> **To be done**:
The records underneath are to be repeated exactly, with the pictures left out.

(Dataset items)
+--

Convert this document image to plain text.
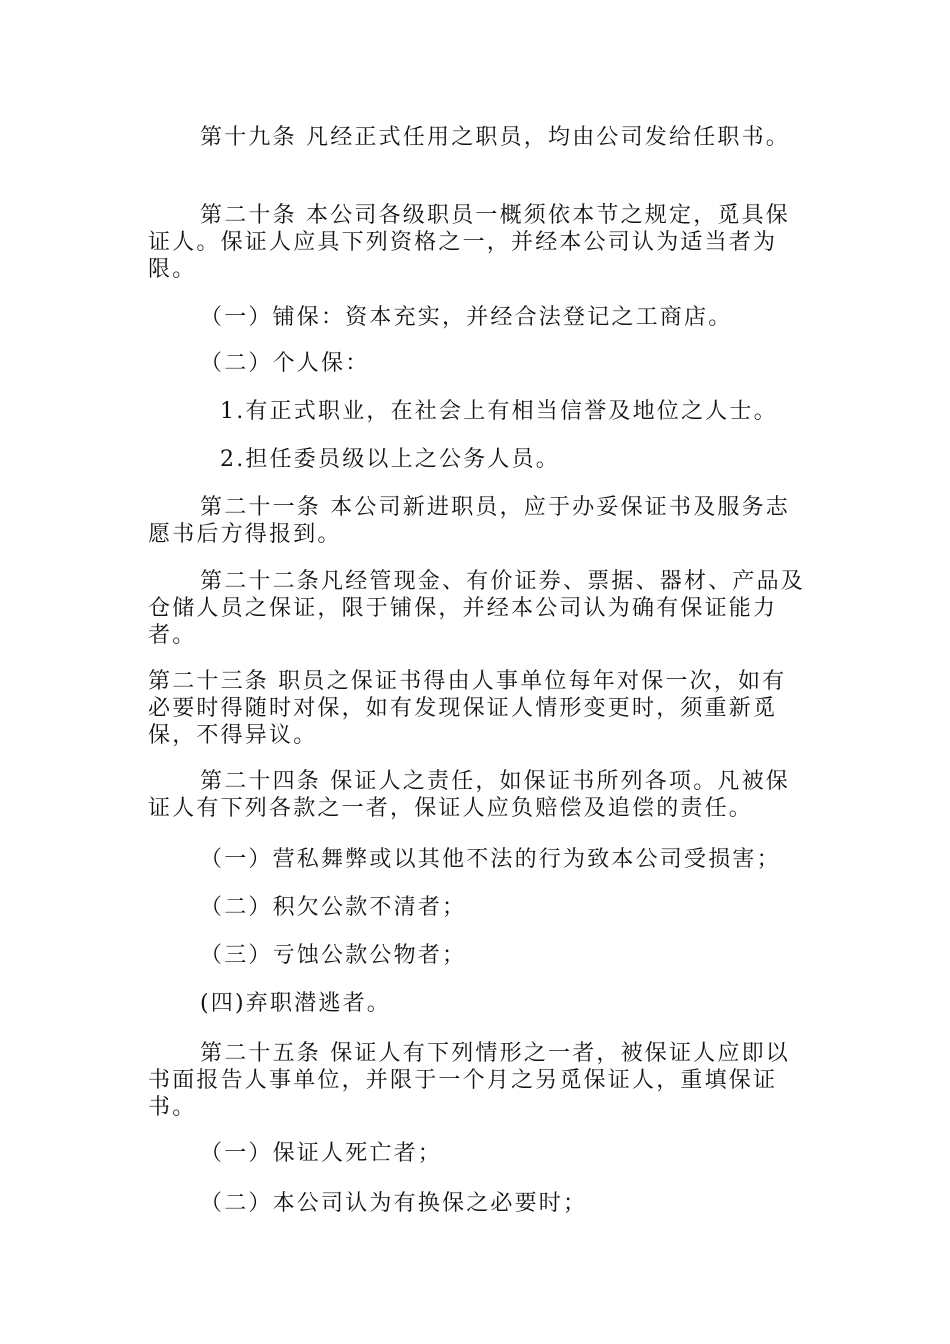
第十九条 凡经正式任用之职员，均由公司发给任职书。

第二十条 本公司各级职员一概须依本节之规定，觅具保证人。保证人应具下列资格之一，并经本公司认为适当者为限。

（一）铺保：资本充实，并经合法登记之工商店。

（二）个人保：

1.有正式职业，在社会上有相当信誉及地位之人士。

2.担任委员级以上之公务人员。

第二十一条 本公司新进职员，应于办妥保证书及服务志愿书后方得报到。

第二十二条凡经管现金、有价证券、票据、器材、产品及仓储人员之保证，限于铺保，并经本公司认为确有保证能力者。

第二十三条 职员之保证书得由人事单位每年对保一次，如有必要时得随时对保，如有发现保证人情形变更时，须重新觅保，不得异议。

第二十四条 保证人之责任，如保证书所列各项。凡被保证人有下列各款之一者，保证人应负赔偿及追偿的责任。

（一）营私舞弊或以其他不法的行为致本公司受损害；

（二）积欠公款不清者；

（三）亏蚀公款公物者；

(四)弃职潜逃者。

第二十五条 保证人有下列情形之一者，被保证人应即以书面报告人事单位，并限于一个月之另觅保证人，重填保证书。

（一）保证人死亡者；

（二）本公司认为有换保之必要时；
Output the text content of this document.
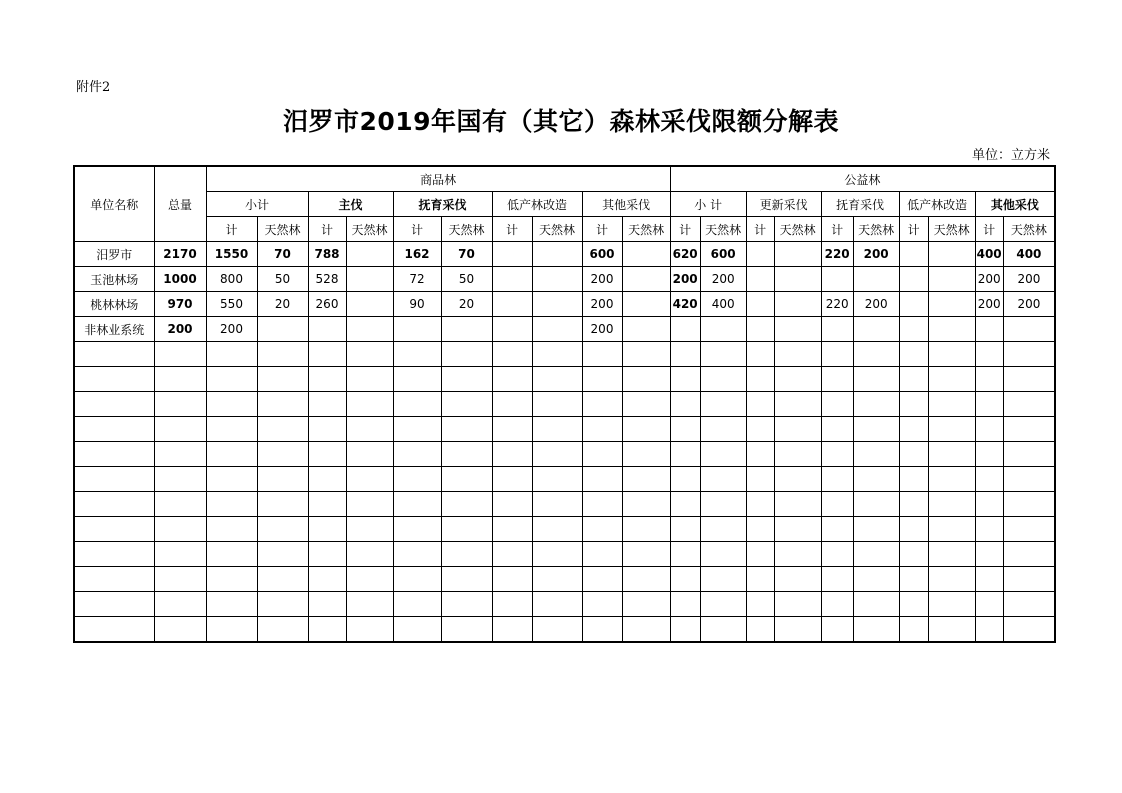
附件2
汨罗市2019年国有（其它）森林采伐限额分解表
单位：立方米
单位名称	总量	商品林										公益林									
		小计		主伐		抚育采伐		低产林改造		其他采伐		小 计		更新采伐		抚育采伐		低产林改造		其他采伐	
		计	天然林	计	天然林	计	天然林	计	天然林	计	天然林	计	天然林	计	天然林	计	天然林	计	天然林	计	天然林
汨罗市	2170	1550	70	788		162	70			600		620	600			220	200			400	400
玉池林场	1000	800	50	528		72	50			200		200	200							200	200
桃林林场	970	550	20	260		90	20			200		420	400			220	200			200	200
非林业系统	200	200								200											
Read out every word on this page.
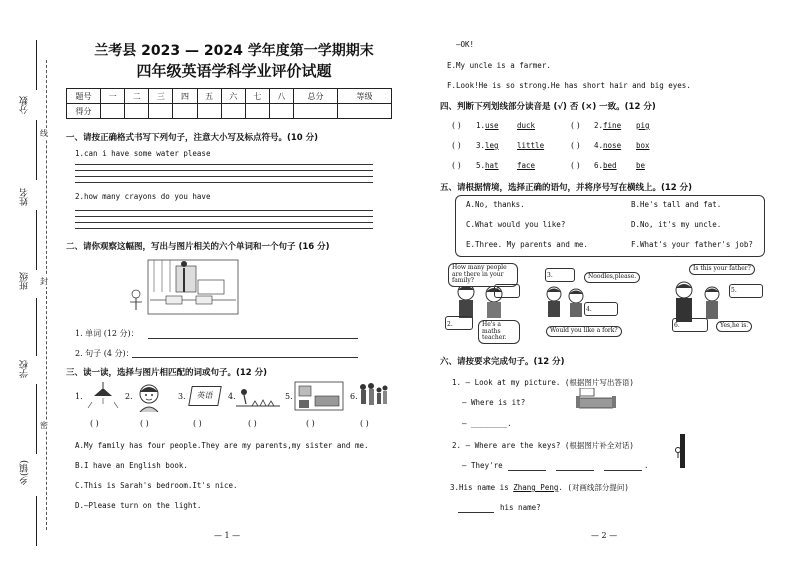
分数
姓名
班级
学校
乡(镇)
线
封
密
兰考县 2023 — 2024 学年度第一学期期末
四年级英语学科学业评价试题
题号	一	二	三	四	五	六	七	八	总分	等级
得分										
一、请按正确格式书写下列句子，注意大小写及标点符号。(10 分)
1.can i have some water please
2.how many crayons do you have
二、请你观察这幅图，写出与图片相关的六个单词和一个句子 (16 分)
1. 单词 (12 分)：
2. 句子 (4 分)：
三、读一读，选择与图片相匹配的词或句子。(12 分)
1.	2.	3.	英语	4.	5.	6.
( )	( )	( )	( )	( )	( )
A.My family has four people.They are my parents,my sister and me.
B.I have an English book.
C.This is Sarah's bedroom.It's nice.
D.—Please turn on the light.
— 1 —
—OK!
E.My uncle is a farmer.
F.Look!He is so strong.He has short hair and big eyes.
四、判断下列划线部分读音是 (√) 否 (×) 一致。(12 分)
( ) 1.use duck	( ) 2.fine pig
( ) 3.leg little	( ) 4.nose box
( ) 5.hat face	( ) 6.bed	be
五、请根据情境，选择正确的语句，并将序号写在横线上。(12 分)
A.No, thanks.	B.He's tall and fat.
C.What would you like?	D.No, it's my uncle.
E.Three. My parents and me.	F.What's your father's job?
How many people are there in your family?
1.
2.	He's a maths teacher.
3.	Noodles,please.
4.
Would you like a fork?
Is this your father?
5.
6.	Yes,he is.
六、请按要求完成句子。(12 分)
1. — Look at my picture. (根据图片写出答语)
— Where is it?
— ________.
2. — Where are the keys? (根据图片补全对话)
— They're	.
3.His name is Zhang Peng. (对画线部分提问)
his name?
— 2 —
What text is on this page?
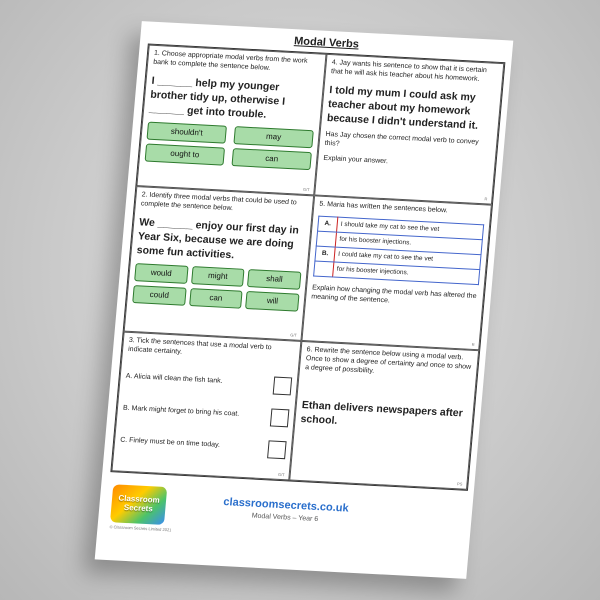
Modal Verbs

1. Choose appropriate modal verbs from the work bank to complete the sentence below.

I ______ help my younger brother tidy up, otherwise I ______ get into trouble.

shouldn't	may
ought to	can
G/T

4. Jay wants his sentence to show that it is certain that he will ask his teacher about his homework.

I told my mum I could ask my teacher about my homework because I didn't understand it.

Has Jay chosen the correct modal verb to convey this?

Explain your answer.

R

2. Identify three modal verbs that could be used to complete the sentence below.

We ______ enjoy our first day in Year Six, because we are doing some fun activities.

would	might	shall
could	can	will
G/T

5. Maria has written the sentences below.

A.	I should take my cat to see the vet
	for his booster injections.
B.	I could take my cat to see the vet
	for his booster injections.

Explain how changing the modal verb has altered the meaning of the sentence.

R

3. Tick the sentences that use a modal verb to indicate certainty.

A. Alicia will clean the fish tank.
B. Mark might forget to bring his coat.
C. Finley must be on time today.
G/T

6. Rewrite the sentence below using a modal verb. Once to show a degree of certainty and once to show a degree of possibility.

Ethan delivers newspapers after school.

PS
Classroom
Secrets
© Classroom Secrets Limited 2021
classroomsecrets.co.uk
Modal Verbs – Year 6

+--

> **Completed exercise**:
Convert this document image to plain text.
第十九条 凡经正式任用之职员，均由公司发给任职书。

第二十条 本公司各级职员一概须依本节之规定，觅具保证人。保证人应具下列资格之一，并经本公司认为适当者为限。

（一）铺保：资本充实，并经合法登记之工商店。

（二）个人保：

1.有正式职业，在社会上有相当信誉及地位之人士。

2.担任委员级以上之公务人员。

第二十一条 本公司新进职员，应于办妥保证书及服务志愿书后方得报到。

第二十二条凡经管现金、有价证券、票据、器材、产品及仓储人员之保证，限于铺保，并经本公司认为确有保证能力者。

第二十三条 职员之保证书得由人事单位每年对保一次，如有必要时得随时对保，如有发现保证人情形变更时，须重新觅保，不得异议。

第二十四条 保证人之责任，如保证书所列各项。凡被保证人有下列各款之一者，保证人应负赔偿及追偿的责任。

（一）营私舞弊或以其他不法的行为致本公司受损害；

（二）积欠公款不清者；

（三）亏蚀公款公物者；

(四)弃职潜逃者。

第二十五条 保证人有下列情形之一者，被保证人应即以书面报告人事单位，并限于一个月之另觅保证人，重填保证书。

（一）保证人死亡者；

（二）本公司认为有换保之必要时；
Output the text content of this document.
附件2
汨罗市2019年国有（其它）森林采伐限额分解表
单位：立方米
单位名称	总量	商品林										公益林									
		小计		主伐		抚育采伐		低产林改造		其他采伐		小 计		更新采伐		抚育采伐		低产林改造		其他采伐	
		计	天然林	计	天然林	计	天然林	计	天然林	计	天然林	计	天然林	计	天然林	计	天然林	计	天然林	计	天然林
汨罗市	2170	1550	70	788		162	70			600		620	600			220	200			400	400
玉池林场	1000	800	50	528		72	50			200		200	200							200	200
桃林林场	970	550	20	260		90	20			200		420	400			220	200			200	200
非林业系统	200	200								200											
Read out every word on this page.
分数
姓名
班级
学校
乡(镇)
线
封
密
兰考县 2023 — 2024 学年度第一学期期末
四年级英语学科学业评价试题
题号	一	二	三	四	五	六	七	八	总分	等级
得分										
一、请按正确格式书写下列句子，注意大小写及标点符号。(10 分)
1.can i have some water please
2.how many crayons do you have
二、请你观察这幅图，写出与图片相关的六个单词和一个句子 (16 分)
1. 单词 (12 分)：
2. 句子 (4 分)：
三、读一读，选择与图片相匹配的词或句子。(12 分)
1.	2.	3.	英语	4.	5.	6.
( )	( )	( )	( )	( )	( )
A.My family has four people.They are my parents,my sister and me.
B.I have an English book.
C.This is Sarah's bedroom.It's nice.
D.—Please turn on the light.
— 1 —
—OK!
E.My uncle is a farmer.
F.Look!He is so strong.He has short hair and big eyes.
四、判断下列划线部分读音是 (√) 否 (×) 一致。(12 分)
( ) 1.use duck	( ) 2.fine pig
( ) 3.leg little	( ) 4.nose box
( ) 5.hat face	( ) 6.bed	be
五、请根据情境，选择正确的语句，并将序号写在横线上。(12 分)
A.No, thanks.	B.He's tall and fat.
C.What would you like?	D.No, it's my uncle.
E.Three. My parents and me.	F.What's your father's job?
How many people are there in your family?
1.
2.	He's a maths teacher.
3.	Noodles,please.
4.
Would you like a fork?
Is this your father?
5.
6.	Yes,he is.
六、请按要求完成句子。(12 分)
1. — Look at my picture. (根据图片写出答语)
— Where is it?
— ________.
2. — Where are the keys? (根据图片补全对话)
— They're	.
3.His name is Zhang Peng. (对画线部分提问)
his name?
— 2 —
What text is on this page?
Modal Verbs

1. Choose appropriate modal verbs from the work bank to complete the sentence below.

I ______ help my younger brother tidy up, otherwise I ______ get into trouble.

shouldn't	may
ought to	can
G/T

4. Jay wants his sentence to show that it is certain that he will ask his teacher about his homework.

I told my mum I could ask my teacher about my homework because I didn't understand it.

Has Jay chosen the correct modal verb to convey this?

Explain your answer.

R

2. Identify three modal verbs that could be used to complete the sentence below.

We ______ enjoy our first day in Year Six, because we are doing some fun activities.

would	might	shall
could	can	will
G/T

5. Maria has written the sentences below.

A.	I should take my cat to see the vet
	for his booster injections.
B.	I could take my cat to see the vet
	for his booster injections.

Explain how changing the modal verb has altered the meaning of the sentence.

R

3. Tick the sentences that use a modal verb to indicate certainty.

A. Alicia will clean the fish tank.
B. Mark might forget to bring his coat.
C. Finley must be on time today.
G/T

6. Rewrite the sentence below using a modal verb. Once to show a degree of certainty and once to show a degree of possibility.

Ethan delivers newspapers after school.

PS
Classroom
Secrets
© Classroom Secrets Limited 2021
classroomsecrets.co.uk
Modal Verbs – Year 6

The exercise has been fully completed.